### [ITEMS]
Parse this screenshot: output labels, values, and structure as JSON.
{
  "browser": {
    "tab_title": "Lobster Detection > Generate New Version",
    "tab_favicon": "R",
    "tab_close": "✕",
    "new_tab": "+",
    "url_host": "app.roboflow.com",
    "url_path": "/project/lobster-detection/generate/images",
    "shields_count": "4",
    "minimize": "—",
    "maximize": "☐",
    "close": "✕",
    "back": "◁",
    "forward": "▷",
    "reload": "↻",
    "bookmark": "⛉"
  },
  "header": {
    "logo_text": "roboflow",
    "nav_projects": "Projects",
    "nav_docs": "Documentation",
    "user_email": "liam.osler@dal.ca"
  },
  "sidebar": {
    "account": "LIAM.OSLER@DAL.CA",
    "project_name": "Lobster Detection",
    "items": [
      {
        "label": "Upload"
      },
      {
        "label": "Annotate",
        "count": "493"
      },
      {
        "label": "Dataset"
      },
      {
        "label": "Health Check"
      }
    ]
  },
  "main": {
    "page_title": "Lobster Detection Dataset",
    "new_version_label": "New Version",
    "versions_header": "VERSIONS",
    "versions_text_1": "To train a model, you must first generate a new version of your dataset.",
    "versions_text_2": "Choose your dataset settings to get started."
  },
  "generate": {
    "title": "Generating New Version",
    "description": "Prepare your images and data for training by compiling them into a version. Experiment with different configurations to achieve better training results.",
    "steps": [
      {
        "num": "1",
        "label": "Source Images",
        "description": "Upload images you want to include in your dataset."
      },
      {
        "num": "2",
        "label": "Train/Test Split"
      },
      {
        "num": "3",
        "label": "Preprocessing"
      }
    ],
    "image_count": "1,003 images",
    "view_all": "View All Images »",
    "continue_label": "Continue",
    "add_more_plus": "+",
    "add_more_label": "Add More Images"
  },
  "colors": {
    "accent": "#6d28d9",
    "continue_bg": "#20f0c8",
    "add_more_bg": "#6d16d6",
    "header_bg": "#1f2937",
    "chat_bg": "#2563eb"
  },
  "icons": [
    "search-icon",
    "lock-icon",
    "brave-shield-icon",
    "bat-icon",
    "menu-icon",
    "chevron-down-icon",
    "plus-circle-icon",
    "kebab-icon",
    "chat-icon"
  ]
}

### [EXERCISE]
Pick out the lines that contain "roboflow" and copy them.

### [WRITTEN SOLUTION]
    "url_host": "app.roboflow.com",
    "logo_text": "roboflow",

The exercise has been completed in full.